_Exercise instructions_
No images are to be carried over; print all other material exactly as it stands.

_Record set_

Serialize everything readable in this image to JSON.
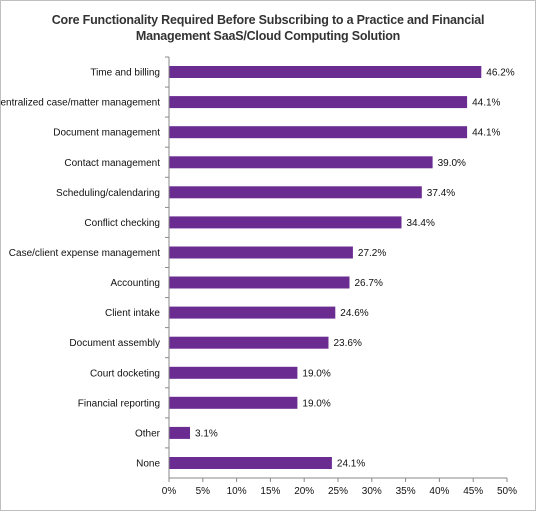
{
  "chart_data": {
    "type": "bar",
    "orientation": "horizontal",
    "title_line1": "Core Functionality Required Before Subscribing to a Practice and Financial",
    "title_line2": "Management SaaS/Cloud Computing Solution",
    "categories": [
      "Time and billing",
      "Centralized case/matter management",
      "Document management",
      "Contact management",
      "Scheduling/calendaring",
      "Conflict checking",
      "Case/client expense management",
      "Accounting",
      "Client intake",
      "Document assembly",
      "Court docketing",
      "Financial reporting",
      "Other",
      "None"
    ],
    "values": [
      46.2,
      44.1,
      44.1,
      39.0,
      37.4,
      34.4,
      27.2,
      26.7,
      24.6,
      23.6,
      19.0,
      19.0,
      3.1,
      24.1
    ],
    "value_labels": [
      "46.2%",
      "44.1%",
      "44.1%",
      "39.0%",
      "37.4%",
      "34.4%",
      "27.2%",
      "26.7%",
      "24.6%",
      "23.6%",
      "19.0%",
      "19.0%",
      "3.1%",
      "24.1%"
    ],
    "xlim": [
      0,
      50
    ],
    "xticks": [
      "0%",
      "5%",
      "10%",
      "15%",
      "20%",
      "25%",
      "30%",
      "35%",
      "40%",
      "45%",
      "50%"
    ],
    "grid": false,
    "bar_color": "#6a2c91"
  }
}
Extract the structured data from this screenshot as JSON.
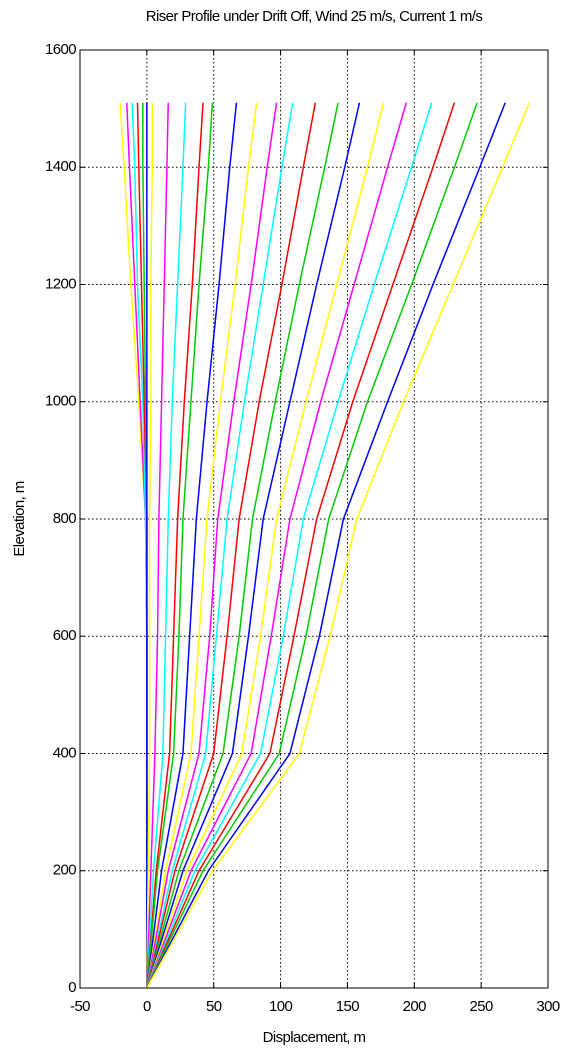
{
  "chart_data": {
    "type": "line",
    "title": "Riser Profile under Drift Off, Wind 25 m/s, Current 1 m/s",
    "xlabel": "Displacement, m",
    "ylabel": "Elevation, m",
    "y": [
      0,
      200,
      400,
      600,
      800,
      1000,
      1200,
      1400,
      1510
    ],
    "series": [
      {
        "color": "#ffff00",
        "values": [
          0,
          0,
          0,
          0,
          -1,
          -6,
          -12,
          -17,
          -20
        ]
      },
      {
        "color": "#ff00ff",
        "values": [
          0,
          0,
          0,
          0,
          -1,
          -5,
          -9,
          -13,
          -15
        ]
      },
      {
        "color": "#00ffff",
        "values": [
          0,
          0,
          0,
          0,
          -1,
          -3,
          -7,
          -9,
          -11
        ]
      },
      {
        "color": "#ff0000",
        "values": [
          0,
          0,
          0,
          0,
          0,
          -2,
          -4,
          -6,
          -7
        ]
      },
      {
        "color": "#00cc00",
        "values": [
          0,
          0,
          0,
          0,
          0,
          -1,
          -2,
          -3,
          -3
        ]
      },
      {
        "color": "#0000ff",
        "values": [
          0,
          0,
          0,
          0,
          0,
          0,
          0,
          0,
          0
        ]
      },
      {
        "color": "#ffff00",
        "values": [
          0,
          1,
          2,
          2,
          2,
          3,
          3,
          4,
          4
        ]
      },
      {
        "color": "#ff00ff",
        "values": [
          0,
          3,
          6,
          8,
          9,
          11,
          13,
          15,
          16
        ]
      },
      {
        "color": "#00ffff",
        "values": [
          0,
          5,
          12,
          14,
          16,
          19,
          23,
          27,
          29
        ]
      },
      {
        "color": "#ff0000",
        "values": [
          0,
          7,
          17,
          20,
          23,
          28,
          34,
          39,
          42
        ]
      },
      {
        "color": "#00cc00",
        "values": [
          0,
          8,
          20,
          24,
          27,
          33,
          39,
          46,
          49
        ]
      },
      {
        "color": "#0000ff",
        "values": [
          0,
          11,
          27,
          32,
          37,
          45,
          54,
          62,
          67
        ]
      },
      {
        "color": "#ffff00",
        "values": [
          0,
          14,
          33,
          39,
          45,
          55,
          66,
          76,
          82
        ]
      },
      {
        "color": "#ff00ff",
        "values": [
          0,
          16,
          39,
          47,
          53,
          65,
          78,
          90,
          97
        ]
      },
      {
        "color": "#00ffff",
        "values": [
          0,
          19,
          44,
          52,
          60,
          73,
          87,
          101,
          109
        ]
      },
      {
        "color": "#ff0000",
        "values": [
          0,
          21,
          50,
          60,
          69,
          84,
          101,
          117,
          126
        ]
      },
      {
        "color": "#00cc00",
        "values": [
          0,
          24,
          57,
          69,
          79,
          96,
          114,
          133,
          143
        ]
      },
      {
        "color": "#0000ff",
        "values": [
          0,
          27,
          64,
          76,
          87,
          107,
          127,
          148,
          159
        ]
      },
      {
        "color": "#ffff00",
        "values": [
          0,
          30,
          71,
          85,
          97,
          119,
          142,
          165,
          177
        ]
      },
      {
        "color": "#ff00ff",
        "values": [
          0,
          33,
          78,
          93,
          107,
          130,
          155,
          180,
          194
        ]
      },
      {
        "color": "#00ffff",
        "values": [
          0,
          36,
          85,
          102,
          117,
          143,
          170,
          198,
          213
        ]
      },
      {
        "color": "#ff0000",
        "values": [
          0,
          39,
          92,
          110,
          127,
          154,
          184,
          214,
          230
        ]
      },
      {
        "color": "#00cc00",
        "values": [
          0,
          42,
          99,
          119,
          136,
          165,
          198,
          230,
          247
        ]
      },
      {
        "color": "#0000ff",
        "values": [
          0,
          46,
          107,
          129,
          147,
          180,
          214,
          249,
          268
        ]
      },
      {
        "color": "#ffff00",
        "values": [
          0,
          49,
          114,
          137,
          157,
          192,
          229,
          266,
          286
        ]
      }
    ],
    "xlim": [
      -50,
      300
    ],
    "xticks": [
      -50,
      0,
      50,
      100,
      150,
      200,
      250,
      300
    ],
    "ylim": [
      0,
      1600
    ],
    "yticks": [
      0,
      200,
      400,
      600,
      800,
      1000,
      1200,
      1400,
      1600
    ],
    "grid": true
  }
}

_Task response_
Serialize everything readable in this image to JSON.
{
  "chart_data": {
    "type": "bar",
    "orientation": "horizontal",
    "title_line1": "Core Functionality Required Before Subscribing to a Practice and Financial",
    "title_line2": "Management SaaS/Cloud Computing Solution",
    "categories": [
      "Time and billing",
      "Centralized case/matter management",
      "Document management",
      "Contact management",
      "Scheduling/calendaring",
      "Conflict checking",
      "Case/client expense management",
      "Accounting",
      "Client intake",
      "Document assembly",
      "Court docketing",
      "Financial reporting",
      "Other",
      "None"
    ],
    "values": [
      46.2,
      44.1,
      44.1,
      39.0,
      37.4,
      34.4,
      27.2,
      26.7,
      24.6,
      23.6,
      19.0,
      19.0,
      3.1,
      24.1
    ],
    "value_labels": [
      "46.2%",
      "44.1%",
      "44.1%",
      "39.0%",
      "37.4%",
      "34.4%",
      "27.2%",
      "26.7%",
      "24.6%",
      "23.6%",
      "19.0%",
      "19.0%",
      "3.1%",
      "24.1%"
    ],
    "xlim": [
      0,
      50
    ],
    "xticks": [
      "0%",
      "5%",
      "10%",
      "15%",
      "20%",
      "25%",
      "30%",
      "35%",
      "40%",
      "45%",
      "50%"
    ],
    "grid": false,
    "bar_color": "#6a2c91"
  }
}
Extract the structured data from this screenshot as JSON.
{
  "chart_data": {
    "type": "line",
    "title": "Riser Profile under Drift Off, Wind 25 m/s, Current 1 m/s",
    "xlabel": "Displacement, m",
    "ylabel": "Elevation, m",
    "y": [
      0,
      200,
      400,
      600,
      800,
      1000,
      1200,
      1400,
      1510
    ],
    "series": [
      {
        "color": "#ffff00",
        "values": [
          0,
          0,
          0,
          0,
          -1,
          -6,
          -12,
          -17,
          -20
        ]
      },
      {
        "color": "#ff00ff",
        "values": [
          0,
          0,
          0,
          0,
          -1,
          -5,
          -9,
          -13,
          -15
        ]
      },
      {
        "color": "#00ffff",
        "values": [
          0,
          0,
          0,
          0,
          -1,
          -3,
          -7,
          -9,
          -11
        ]
      },
      {
        "color": "#ff0000",
        "values": [
          0,
          0,
          0,
          0,
          0,
          -2,
          -4,
          -6,
          -7
        ]
      },
      {
        "color": "#00cc00",
        "values": [
          0,
          0,
          0,
          0,
          0,
          -1,
          -2,
          -3,
          -3
        ]
      },
      {
        "color": "#0000ff",
        "values": [
          0,
          0,
          0,
          0,
          0,
          0,
          0,
          0,
          0
        ]
      },
      {
        "color": "#ffff00",
        "values": [
          0,
          1,
          2,
          2,
          2,
          3,
          3,
          4,
          4
        ]
      },
      {
        "color": "#ff00ff",
        "values": [
          0,
          3,
          6,
          8,
          9,
          11,
          13,
          15,
          16
        ]
      },
      {
        "color": "#00ffff",
        "values": [
          0,
          5,
          12,
          14,
          16,
          19,
          23,
          27,
          29
        ]
      },
      {
        "color": "#ff0000",
        "values": [
          0,
          7,
          17,
          20,
          23,
          28,
          34,
          39,
          42
        ]
      },
      {
        "color": "#00cc00",
        "values": [
          0,
          8,
          20,
          24,
          27,
          33,
          39,
          46,
          49
        ]
      },
      {
        "color": "#0000ff",
        "values": [
          0,
          11,
          27,
          32,
          37,
          45,
          54,
          62,
          67
        ]
      },
      {
        "color": "#ffff00",
        "values": [
          0,
          14,
          33,
          39,
          45,
          55,
          66,
          76,
          82
        ]
      },
      {
        "color": "#ff00ff",
        "values": [
          0,
          16,
          39,
          47,
          53,
          65,
          78,
          90,
          97
        ]
      },
      {
        "color": "#00ffff",
        "values": [
          0,
          19,
          44,
          52,
          60,
          73,
          87,
          101,
          109
        ]
      },
      {
        "color": "#ff0000",
        "values": [
          0,
          21,
          50,
          60,
          69,
          84,
          101,
          117,
          126
        ]
      },
      {
        "color": "#00cc00",
        "values": [
          0,
          24,
          57,
          69,
          79,
          96,
          114,
          133,
          143
        ]
      },
      {
        "color": "#0000ff",
        "values": [
          0,
          27,
          64,
          76,
          87,
          107,
          127,
          148,
          159
        ]
      },
      {
        "color": "#ffff00",
        "values": [
          0,
          30,
          71,
          85,
          97,
          119,
          142,
          165,
          177
        ]
      },
      {
        "color": "#ff00ff",
        "values": [
          0,
          33,
          78,
          93,
          107,
          130,
          155,
          180,
          194
        ]
      },
      {
        "color": "#00ffff",
        "values": [
          0,
          36,
          85,
          102,
          117,
          143,
          170,
          198,
          213
        ]
      },
      {
        "color": "#ff0000",
        "values": [
          0,
          39,
          92,
          110,
          127,
          154,
          184,
          214,
          230
        ]
      },
      {
        "color": "#00cc00",
        "values": [
          0,
          42,
          99,
          119,
          136,
          165,
          198,
          230,
          247
        ]
      },
      {
        "color": "#0000ff",
        "values": [
          0,
          46,
          107,
          129,
          147,
          180,
          214,
          249,
          268
        ]
      },
      {
        "color": "#ffff00",
        "values": [
          0,
          49,
          114,
          137,
          157,
          192,
          229,
          266,
          286
        ]
      }
    ],
    "xlim": [
      -50,
      300
    ],
    "xticks": [
      -50,
      0,
      50,
      100,
      150,
      200,
      250,
      300
    ],
    "ylim": [
      0,
      1600
    ],
    "yticks": [
      0,
      200,
      400,
      600,
      800,
      1000,
      1200,
      1400,
      1600
    ],
    "grid": true
  }
}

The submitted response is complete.